Task directions
Show all lines from the data that include the word "JSON".
>> start Available data
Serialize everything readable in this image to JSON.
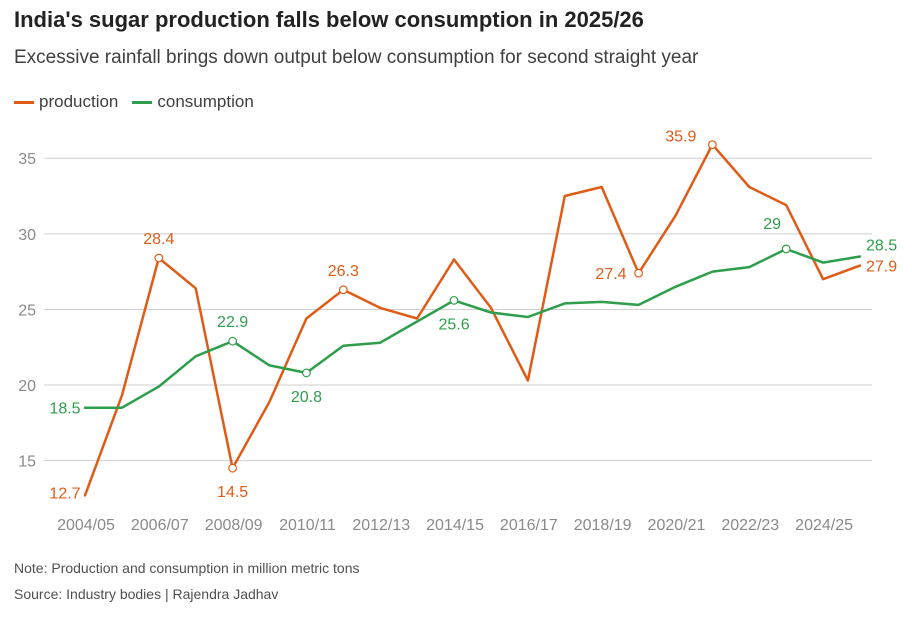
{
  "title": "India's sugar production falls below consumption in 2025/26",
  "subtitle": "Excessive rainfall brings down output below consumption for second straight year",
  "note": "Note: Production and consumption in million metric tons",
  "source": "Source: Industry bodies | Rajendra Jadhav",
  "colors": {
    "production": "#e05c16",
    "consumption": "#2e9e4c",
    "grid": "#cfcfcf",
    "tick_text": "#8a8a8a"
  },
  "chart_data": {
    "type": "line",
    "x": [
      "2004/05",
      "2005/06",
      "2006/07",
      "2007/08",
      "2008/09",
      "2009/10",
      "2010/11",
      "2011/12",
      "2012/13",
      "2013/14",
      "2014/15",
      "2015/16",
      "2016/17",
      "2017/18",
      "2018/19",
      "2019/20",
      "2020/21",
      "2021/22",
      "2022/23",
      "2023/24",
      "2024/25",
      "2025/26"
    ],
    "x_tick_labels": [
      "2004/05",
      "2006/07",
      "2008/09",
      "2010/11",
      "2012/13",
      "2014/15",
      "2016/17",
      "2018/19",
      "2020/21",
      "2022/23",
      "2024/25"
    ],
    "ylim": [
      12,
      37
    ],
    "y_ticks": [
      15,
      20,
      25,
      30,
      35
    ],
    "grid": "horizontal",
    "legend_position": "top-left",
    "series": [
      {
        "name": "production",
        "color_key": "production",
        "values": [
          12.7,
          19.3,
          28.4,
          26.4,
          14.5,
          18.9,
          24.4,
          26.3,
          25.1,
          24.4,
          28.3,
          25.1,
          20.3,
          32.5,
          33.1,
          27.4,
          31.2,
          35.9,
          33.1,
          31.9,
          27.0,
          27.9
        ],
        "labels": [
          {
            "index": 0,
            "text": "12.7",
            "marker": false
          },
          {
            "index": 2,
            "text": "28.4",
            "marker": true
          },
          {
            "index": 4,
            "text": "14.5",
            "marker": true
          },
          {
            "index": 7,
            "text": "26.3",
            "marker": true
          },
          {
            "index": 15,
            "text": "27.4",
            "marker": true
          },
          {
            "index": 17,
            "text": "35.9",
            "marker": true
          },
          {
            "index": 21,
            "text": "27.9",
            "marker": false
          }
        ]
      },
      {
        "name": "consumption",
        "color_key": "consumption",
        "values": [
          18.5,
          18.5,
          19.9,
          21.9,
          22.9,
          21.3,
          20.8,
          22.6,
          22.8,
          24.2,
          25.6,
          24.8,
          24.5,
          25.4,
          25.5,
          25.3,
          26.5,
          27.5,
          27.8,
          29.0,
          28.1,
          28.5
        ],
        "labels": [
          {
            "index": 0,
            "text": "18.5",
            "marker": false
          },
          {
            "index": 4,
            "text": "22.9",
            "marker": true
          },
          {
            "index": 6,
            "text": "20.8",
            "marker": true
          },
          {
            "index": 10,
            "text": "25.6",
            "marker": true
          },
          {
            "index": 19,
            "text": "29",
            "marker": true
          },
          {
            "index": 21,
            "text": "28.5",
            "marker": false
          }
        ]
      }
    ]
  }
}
>> end Available data
>> start Available data
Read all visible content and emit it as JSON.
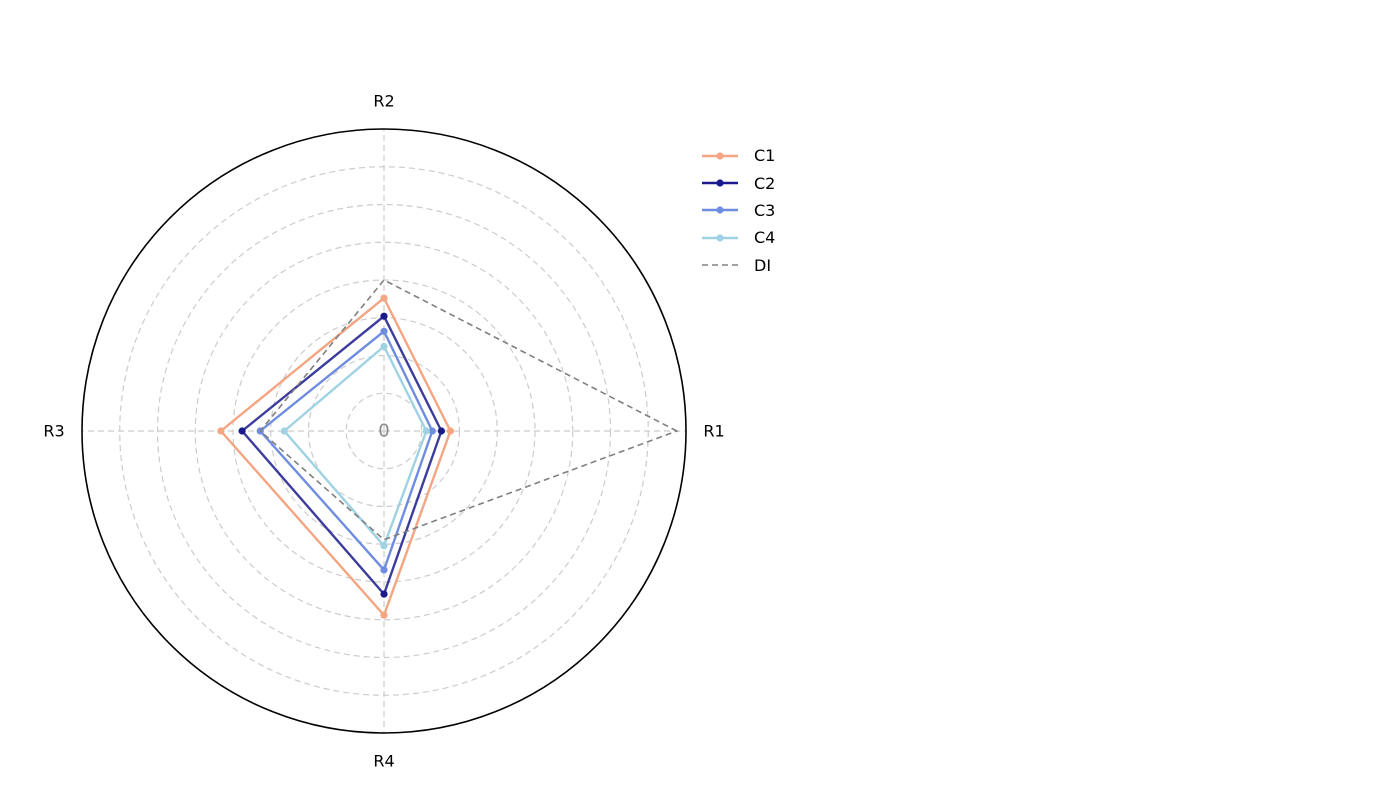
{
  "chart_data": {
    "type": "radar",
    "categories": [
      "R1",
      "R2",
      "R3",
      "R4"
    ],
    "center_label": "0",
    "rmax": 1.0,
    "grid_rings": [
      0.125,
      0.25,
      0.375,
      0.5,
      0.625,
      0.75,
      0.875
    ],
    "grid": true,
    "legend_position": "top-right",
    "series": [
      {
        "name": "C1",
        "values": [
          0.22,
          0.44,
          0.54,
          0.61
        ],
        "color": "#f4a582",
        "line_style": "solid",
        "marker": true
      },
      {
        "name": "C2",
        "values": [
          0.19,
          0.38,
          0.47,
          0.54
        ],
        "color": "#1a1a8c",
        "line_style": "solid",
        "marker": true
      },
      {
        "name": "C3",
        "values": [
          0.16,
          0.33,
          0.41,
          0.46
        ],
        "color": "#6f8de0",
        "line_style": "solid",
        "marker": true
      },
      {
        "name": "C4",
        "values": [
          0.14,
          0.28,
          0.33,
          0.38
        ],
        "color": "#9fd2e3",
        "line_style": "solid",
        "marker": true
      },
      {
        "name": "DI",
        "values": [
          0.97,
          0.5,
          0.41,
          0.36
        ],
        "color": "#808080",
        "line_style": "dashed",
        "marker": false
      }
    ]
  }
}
>> end Available data
Full output
Serialize everything readable in this image to JSON.
Read all visible content and emit it as JSON.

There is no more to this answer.